**What the task requires**
Below are the records. Restate word for word every line from the one that contains "Convert this document image to plain text." through the final line, both included.
# Data section start
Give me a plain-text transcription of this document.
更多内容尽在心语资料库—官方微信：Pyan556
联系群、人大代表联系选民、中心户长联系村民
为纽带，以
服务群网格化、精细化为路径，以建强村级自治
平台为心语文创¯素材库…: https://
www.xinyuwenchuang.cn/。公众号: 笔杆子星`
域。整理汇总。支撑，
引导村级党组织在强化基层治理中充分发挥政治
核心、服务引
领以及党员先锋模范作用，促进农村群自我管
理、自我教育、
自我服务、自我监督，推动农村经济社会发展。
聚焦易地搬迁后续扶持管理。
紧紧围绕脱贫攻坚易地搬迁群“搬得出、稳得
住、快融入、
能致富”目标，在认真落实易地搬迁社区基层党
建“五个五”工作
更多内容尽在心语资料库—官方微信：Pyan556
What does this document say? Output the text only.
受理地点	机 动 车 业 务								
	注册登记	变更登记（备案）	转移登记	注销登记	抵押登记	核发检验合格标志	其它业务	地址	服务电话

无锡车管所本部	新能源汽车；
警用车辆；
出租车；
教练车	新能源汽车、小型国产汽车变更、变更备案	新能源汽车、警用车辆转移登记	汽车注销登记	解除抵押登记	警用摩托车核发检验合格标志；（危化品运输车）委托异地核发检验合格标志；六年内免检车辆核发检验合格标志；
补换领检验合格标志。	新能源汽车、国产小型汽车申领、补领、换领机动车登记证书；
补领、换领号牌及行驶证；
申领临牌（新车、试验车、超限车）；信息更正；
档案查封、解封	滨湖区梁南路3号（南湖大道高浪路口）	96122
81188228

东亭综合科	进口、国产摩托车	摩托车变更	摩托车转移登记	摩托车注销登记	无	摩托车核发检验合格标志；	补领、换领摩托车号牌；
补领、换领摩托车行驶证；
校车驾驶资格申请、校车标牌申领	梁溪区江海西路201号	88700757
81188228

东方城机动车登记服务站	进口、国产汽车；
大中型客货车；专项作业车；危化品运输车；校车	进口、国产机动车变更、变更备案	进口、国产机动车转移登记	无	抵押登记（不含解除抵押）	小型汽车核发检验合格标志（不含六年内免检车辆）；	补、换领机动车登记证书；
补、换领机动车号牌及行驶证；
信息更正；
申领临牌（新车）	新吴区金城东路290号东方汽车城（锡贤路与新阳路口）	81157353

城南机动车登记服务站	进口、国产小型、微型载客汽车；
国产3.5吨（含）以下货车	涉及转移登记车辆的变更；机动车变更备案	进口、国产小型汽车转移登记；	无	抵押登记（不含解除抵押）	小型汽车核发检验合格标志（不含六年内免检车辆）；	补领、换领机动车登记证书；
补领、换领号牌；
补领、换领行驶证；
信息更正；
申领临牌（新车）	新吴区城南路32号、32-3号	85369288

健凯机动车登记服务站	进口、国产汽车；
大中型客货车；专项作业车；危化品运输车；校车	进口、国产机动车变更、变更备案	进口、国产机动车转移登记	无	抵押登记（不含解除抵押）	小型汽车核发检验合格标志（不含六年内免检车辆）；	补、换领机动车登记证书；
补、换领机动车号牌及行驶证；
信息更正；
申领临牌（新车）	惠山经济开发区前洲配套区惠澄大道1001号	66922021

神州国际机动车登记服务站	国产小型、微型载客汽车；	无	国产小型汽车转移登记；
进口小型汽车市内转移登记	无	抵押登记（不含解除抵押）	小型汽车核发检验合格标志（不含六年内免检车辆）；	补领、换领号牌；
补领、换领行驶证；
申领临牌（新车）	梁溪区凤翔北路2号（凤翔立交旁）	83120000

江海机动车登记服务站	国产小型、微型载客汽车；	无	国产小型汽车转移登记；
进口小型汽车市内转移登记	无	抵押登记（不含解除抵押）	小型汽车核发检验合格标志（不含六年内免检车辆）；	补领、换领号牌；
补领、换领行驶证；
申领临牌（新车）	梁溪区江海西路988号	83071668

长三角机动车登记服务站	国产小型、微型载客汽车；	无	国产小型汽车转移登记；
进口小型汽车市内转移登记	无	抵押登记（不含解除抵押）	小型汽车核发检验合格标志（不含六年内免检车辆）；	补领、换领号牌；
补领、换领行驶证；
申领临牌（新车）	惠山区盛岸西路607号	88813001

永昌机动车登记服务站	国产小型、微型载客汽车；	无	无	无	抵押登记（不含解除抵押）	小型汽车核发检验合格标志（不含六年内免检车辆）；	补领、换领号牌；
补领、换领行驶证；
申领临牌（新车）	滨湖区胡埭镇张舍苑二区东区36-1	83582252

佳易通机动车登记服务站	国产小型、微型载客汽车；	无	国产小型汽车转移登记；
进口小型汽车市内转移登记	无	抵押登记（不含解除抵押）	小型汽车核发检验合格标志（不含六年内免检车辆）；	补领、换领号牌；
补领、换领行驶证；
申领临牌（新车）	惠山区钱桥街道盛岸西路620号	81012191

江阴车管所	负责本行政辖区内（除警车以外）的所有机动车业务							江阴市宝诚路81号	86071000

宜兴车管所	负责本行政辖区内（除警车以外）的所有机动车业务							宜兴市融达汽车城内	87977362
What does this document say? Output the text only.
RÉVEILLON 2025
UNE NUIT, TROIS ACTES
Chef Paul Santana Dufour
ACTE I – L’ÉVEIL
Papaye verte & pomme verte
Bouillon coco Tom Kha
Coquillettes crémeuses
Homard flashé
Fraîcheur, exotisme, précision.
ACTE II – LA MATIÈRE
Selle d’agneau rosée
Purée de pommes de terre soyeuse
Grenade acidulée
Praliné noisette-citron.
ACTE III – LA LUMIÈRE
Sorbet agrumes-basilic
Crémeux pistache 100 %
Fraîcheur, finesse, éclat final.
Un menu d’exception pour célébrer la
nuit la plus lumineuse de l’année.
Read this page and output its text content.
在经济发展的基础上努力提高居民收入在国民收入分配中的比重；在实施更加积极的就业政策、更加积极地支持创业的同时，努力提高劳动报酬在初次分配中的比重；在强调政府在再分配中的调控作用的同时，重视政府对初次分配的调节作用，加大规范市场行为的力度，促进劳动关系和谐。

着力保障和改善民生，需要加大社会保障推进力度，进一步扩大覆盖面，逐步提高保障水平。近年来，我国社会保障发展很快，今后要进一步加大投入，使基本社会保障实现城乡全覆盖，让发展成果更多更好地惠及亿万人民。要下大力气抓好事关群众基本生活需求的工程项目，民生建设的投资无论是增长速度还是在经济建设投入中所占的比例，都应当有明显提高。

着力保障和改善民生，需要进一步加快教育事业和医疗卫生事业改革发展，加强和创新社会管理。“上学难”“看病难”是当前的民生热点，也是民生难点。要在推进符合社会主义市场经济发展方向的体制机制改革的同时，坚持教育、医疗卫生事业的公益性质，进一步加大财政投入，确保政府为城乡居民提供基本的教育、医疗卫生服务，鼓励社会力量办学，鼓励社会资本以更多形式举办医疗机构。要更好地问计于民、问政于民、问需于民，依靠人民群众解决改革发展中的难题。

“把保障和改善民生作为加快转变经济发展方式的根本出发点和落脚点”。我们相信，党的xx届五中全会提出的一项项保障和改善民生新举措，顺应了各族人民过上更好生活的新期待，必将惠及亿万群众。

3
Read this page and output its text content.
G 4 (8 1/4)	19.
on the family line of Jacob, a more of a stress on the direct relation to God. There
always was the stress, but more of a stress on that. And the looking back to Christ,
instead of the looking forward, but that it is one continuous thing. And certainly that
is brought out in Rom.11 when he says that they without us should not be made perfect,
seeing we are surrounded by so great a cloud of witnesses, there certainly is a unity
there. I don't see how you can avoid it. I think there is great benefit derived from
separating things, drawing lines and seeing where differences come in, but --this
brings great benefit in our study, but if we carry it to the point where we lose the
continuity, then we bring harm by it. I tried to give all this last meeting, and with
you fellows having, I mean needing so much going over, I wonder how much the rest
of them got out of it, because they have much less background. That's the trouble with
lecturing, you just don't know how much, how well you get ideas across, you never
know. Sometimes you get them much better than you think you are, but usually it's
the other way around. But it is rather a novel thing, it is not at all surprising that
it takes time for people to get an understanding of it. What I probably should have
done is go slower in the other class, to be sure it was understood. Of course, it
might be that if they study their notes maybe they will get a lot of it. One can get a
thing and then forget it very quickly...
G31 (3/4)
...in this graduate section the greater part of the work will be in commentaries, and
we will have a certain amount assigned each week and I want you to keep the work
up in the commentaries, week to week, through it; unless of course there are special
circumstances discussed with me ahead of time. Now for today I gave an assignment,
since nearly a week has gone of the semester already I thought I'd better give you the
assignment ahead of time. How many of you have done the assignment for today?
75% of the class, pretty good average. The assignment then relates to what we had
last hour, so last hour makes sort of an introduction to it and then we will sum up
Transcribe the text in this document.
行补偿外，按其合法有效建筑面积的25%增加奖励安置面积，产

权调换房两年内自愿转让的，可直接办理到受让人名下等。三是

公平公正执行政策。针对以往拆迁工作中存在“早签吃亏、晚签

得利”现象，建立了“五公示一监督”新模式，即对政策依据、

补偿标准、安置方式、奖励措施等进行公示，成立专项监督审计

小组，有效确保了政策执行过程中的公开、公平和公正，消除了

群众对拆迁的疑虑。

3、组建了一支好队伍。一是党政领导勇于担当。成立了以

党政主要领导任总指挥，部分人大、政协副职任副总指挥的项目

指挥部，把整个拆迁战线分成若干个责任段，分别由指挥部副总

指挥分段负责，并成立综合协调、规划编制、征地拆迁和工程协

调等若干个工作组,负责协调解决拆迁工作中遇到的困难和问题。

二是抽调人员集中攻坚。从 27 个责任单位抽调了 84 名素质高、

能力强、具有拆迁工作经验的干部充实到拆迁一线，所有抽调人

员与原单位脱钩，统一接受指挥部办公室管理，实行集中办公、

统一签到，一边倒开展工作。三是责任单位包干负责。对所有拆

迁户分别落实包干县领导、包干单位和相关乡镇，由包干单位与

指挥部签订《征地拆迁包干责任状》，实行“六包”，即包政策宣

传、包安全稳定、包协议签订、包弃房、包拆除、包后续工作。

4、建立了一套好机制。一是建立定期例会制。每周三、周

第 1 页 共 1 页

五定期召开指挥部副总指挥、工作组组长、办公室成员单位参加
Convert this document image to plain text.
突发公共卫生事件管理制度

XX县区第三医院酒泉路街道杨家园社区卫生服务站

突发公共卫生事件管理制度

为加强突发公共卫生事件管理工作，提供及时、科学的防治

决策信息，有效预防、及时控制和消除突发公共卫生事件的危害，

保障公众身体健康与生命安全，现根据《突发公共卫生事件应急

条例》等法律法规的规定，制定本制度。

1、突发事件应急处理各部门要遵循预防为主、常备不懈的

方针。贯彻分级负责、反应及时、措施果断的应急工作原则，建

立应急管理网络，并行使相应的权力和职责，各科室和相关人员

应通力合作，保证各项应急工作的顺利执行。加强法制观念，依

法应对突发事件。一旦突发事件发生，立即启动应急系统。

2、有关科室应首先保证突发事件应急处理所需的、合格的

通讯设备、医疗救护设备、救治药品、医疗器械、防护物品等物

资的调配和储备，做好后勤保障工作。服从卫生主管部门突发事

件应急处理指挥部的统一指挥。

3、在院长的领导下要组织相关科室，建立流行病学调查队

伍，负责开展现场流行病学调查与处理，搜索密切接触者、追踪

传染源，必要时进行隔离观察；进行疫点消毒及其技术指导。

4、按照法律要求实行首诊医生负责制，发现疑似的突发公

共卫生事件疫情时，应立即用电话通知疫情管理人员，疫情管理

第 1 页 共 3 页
# Data section end
**Solution for this task**
Convert this document image to plain text.
突发公共卫生事件管理制度

XX县区第三医院酒泉路街道杨家园社区卫生服务站

突发公共卫生事件管理制度

为加强突发公共卫生事件管理工作，提供及时、科学的防治

决策信息，有效预防、及时控制和消除突发公共卫生事件的危害，

保障公众身体健康与生命安全，现根据《突发公共卫生事件应急

条例》等法律法规的规定，制定本制度。

1、突发事件应急处理各部门要遵循预防为主、常备不懈的

方针。贯彻分级负责、反应及时、措施果断的应急工作原则，建

立应急管理网络，并行使相应的权力和职责，各科室和相关人员

应通力合作，保证各项应急工作的顺利执行。加强法制观念，依

法应对突发事件。一旦突发事件发生，立即启动应急系统。

2、有关科室应首先保证突发事件应急处理所需的、合格的

通讯设备、医疗救护设备、救治药品、医疗器械、防护物品等物

资的调配和储备，做好后勤保障工作。服从卫生主管部门突发事

件应急处理指挥部的统一指挥。

3、在院长的领导下要组织相关科室，建立流行病学调查队

伍，负责开展现场流行病学调查与处理，搜索密切接触者、追踪

传染源，必要时进行隔离观察；进行疫点消毒及其技术指导。

4、按照法律要求实行首诊医生负责制，发现疑似的突发公

共卫生事件疫情时，应立即用电话通知疫情管理人员，疫情管理

第 1 页 共 3 页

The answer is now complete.